## WHAT IS NEEDED
Copy every record below exactly.

## PROVIDED RECORDS
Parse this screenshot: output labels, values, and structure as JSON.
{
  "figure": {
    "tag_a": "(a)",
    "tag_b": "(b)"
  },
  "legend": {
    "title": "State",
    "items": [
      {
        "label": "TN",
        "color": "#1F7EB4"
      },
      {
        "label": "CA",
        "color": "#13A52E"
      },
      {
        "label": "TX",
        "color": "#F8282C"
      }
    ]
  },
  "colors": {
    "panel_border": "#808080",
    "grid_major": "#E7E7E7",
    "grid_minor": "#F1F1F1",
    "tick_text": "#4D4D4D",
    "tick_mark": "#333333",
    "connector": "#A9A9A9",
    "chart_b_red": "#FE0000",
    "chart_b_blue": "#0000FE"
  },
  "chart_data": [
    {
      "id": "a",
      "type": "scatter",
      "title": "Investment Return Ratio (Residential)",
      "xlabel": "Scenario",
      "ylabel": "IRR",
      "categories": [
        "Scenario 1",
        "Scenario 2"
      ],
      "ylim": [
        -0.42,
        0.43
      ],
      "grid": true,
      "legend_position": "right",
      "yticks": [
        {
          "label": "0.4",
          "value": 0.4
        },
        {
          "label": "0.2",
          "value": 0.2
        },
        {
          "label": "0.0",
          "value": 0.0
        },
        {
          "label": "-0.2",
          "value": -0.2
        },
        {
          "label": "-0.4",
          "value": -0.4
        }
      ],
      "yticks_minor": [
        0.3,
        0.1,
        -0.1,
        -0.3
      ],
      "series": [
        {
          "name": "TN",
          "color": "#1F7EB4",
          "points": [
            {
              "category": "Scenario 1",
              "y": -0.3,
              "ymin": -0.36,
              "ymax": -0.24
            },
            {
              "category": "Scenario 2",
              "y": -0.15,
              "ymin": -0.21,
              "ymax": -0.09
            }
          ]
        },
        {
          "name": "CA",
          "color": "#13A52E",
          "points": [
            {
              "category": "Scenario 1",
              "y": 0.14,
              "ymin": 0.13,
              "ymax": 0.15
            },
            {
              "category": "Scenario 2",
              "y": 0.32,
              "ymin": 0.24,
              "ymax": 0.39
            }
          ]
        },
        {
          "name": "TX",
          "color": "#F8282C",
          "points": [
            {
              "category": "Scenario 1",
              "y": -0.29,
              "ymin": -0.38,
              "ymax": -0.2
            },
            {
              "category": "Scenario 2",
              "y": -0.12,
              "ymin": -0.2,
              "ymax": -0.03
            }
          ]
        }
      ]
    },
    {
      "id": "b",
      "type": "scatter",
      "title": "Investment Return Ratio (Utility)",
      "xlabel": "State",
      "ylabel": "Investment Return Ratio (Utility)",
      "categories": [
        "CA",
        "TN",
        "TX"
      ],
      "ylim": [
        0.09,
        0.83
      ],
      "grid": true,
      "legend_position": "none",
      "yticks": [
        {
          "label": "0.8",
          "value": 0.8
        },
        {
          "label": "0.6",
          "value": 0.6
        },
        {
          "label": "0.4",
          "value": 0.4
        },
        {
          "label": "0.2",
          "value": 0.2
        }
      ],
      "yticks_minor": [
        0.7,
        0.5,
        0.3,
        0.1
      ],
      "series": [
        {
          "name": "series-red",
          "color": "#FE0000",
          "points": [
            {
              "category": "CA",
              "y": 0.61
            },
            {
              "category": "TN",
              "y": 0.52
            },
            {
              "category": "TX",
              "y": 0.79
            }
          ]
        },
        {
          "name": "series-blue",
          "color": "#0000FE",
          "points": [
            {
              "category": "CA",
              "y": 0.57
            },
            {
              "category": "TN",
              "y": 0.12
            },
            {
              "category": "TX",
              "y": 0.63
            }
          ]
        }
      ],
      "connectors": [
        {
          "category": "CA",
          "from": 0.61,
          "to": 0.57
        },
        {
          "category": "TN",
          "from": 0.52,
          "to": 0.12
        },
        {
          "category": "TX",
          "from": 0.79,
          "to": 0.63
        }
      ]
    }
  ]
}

## TASK RESULT
Parse this screenshot: output labels, values, and structure as JSON.
{
  "figure": {
    "tag_a": "(a)",
    "tag_b": "(b)"
  },
  "legend": {
    "title": "State",
    "items": [
      {
        "label": "TN",
        "color": "#1F7EB4"
      },
      {
        "label": "CA",
        "color": "#13A52E"
      },
      {
        "label": "TX",
        "color": "#F8282C"
      }
    ]
  },
  "colors": {
    "panel_border": "#808080",
    "grid_major": "#E7E7E7",
    "grid_minor": "#F1F1F1",
    "tick_text": "#4D4D4D",
    "tick_mark": "#333333",
    "connector": "#A9A9A9",
    "chart_b_red": "#FE0000",
    "chart_b_blue": "#0000FE"
  },
  "chart_data": [
    {
      "id": "a",
      "type": "scatter",
      "title": "Investment Return Ratio (Residential)",
      "xlabel": "Scenario",
      "ylabel": "IRR",
      "categories": [
        "Scenario 1",
        "Scenario 2"
      ],
      "ylim": [
        -0.42,
        0.43
      ],
      "grid": true,
      "legend_position": "right",
      "yticks": [
        {
          "label": "0.4",
          "value": 0.4
        },
        {
          "label": "0.2",
          "value": 0.2
        },
        {
          "label": "0.0",
          "value": 0.0
        },
        {
          "label": "-0.2",
          "value": -0.2
        },
        {
          "label": "-0.4",
          "value": -0.4
        }
      ],
      "yticks_minor": [
        0.3,
        0.1,
        -0.1,
        -0.3
      ],
      "series": [
        {
          "name": "TN",
          "color": "#1F7EB4",
          "points": [
            {
              "category": "Scenario 1",
              "y": -0.3,
              "ymin": -0.36,
              "ymax": -0.24
            },
            {
              "category": "Scenario 2",
              "y": -0.15,
              "ymin": -0.21,
              "ymax": -0.09
            }
          ]
        },
        {
          "name": "CA",
          "color": "#13A52E",
          "points": [
            {
              "category": "Scenario 1",
              "y": 0.14,
              "ymin": 0.13,
              "ymax": 0.15
            },
            {
              "category": "Scenario 2",
              "y": 0.32,
              "ymin": 0.24,
              "ymax": 0.39
            }
          ]
        },
        {
          "name": "TX",
          "color": "#F8282C",
          "points": [
            {
              "category": "Scenario 1",
              "y": -0.29,
              "ymin": -0.38,
              "ymax": -0.2
            },
            {
              "category": "Scenario 2",
              "y": -0.12,
              "ymin": -0.2,
              "ymax": -0.03
            }
          ]
        }
      ]
    },
    {
      "id": "b",
      "type": "scatter",
      "title": "Investment Return Ratio (Utility)",
      "xlabel": "State",
      "ylabel": "Investment Return Ratio (Utility)",
      "categories": [
        "CA",
        "TN",
        "TX"
      ],
      "ylim": [
        0.09,
        0.83
      ],
      "grid": true,
      "legend_position": "none",
      "yticks": [
        {
          "label": "0.8",
          "value": 0.8
        },
        {
          "label": "0.6",
          "value": 0.6
        },
        {
          "label": "0.4",
          "value": 0.4
        },
        {
          "label": "0.2",
          "value": 0.2
        }
      ],
      "yticks_minor": [
        0.7,
        0.5,
        0.3,
        0.1
      ],
      "series": [
        {
          "name": "series-red",
          "color": "#FE0000",
          "points": [
            {
              "category": "CA",
              "y": 0.61
            },
            {
              "category": "TN",
              "y": 0.52
            },
            {
              "category": "TX",
              "y": 0.79
            }
          ]
        },
        {
          "name": "series-blue",
          "color": "#0000FE",
          "points": [
            {
              "category": "CA",
              "y": 0.57
            },
            {
              "category": "TN",
              "y": 0.12
            },
            {
              "category": "TX",
              "y": 0.63
            }
          ]
        }
      ],
      "connectors": [
        {
          "category": "CA",
          "from": 0.61,
          "to": 0.57
        },
        {
          "category": "TN",
          "from": 0.52,
          "to": 0.12
        },
        {
          "category": "TX",
          "from": 0.79,
          "to": 0.63
        }
      ]
    }
  ]
}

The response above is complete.